### Description of the task
Copy out all the data, word for word.
▬▬▬▬▬▬
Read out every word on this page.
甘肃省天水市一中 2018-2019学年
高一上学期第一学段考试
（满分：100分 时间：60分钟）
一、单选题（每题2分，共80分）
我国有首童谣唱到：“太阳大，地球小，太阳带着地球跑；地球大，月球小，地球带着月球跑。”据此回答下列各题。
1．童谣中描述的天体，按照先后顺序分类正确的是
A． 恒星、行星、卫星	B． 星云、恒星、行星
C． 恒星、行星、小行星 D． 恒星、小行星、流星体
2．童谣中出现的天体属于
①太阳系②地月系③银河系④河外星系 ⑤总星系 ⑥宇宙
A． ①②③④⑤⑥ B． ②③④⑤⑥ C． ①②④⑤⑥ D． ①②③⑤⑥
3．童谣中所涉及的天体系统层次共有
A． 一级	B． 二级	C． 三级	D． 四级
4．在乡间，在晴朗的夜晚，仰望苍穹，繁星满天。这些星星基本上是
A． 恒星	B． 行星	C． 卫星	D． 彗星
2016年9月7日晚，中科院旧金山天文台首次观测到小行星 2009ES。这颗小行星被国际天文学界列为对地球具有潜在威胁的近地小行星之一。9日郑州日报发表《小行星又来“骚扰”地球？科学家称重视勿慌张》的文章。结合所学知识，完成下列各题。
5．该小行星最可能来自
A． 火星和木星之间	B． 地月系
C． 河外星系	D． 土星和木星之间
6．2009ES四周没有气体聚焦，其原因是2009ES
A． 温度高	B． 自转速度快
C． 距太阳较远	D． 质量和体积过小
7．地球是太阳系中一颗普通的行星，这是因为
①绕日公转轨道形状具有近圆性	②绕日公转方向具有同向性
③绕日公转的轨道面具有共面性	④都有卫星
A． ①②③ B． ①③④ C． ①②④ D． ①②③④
▬▬▬▬▬▬
### Exercise output
Read out every word on this page.
甘肃省天水市一中 2018-2019学年
高一上学期第一学段考试
（满分：100分 时间：60分钟）
一、单选题（每题2分，共80分）
我国有首童谣唱到：“太阳大，地球小，太阳带着地球跑；地球大，月球小，地球带着月球跑。”据此回答下列各题。
1．童谣中描述的天体，按照先后顺序分类正确的是
A． 恒星、行星、卫星	B． 星云、恒星、行星
C． 恒星、行星、小行星 D． 恒星、小行星、流星体
2．童谣中出现的天体属于
①太阳系②地月系③银河系④河外星系 ⑤总星系 ⑥宇宙
A． ①②③④⑤⑥ B． ②③④⑤⑥ C． ①②④⑤⑥ D． ①②③⑤⑥
3．童谣中所涉及的天体系统层次共有
A． 一级	B． 二级	C． 三级	D． 四级
4．在乡间，在晴朗的夜晚，仰望苍穹，繁星满天。这些星星基本上是
A． 恒星	B． 行星	C． 卫星	D． 彗星
2016年9月7日晚，中科院旧金山天文台首次观测到小行星 2009ES。这颗小行星被国际天文学界列为对地球具有潜在威胁的近地小行星之一。9日郑州日报发表《小行星又来“骚扰”地球？科学家称重视勿慌张》的文章。结合所学知识，完成下列各题。
5．该小行星最可能来自
A． 火星和木星之间	B． 地月系
C． 河外星系	D． 土星和木星之间
6．2009ES四周没有气体聚焦，其原因是2009ES
A． 温度高	B． 自转速度快
C． 距太阳较远	D． 质量和体积过小
7．地球是太阳系中一颗普通的行星，这是因为
①绕日公转轨道形状具有近圆性	②绕日公转方向具有同向性
③绕日公转的轨道面具有共面性	④都有卫星
A． ①②③ B． ①③④ C． ①②④ D． ①②③④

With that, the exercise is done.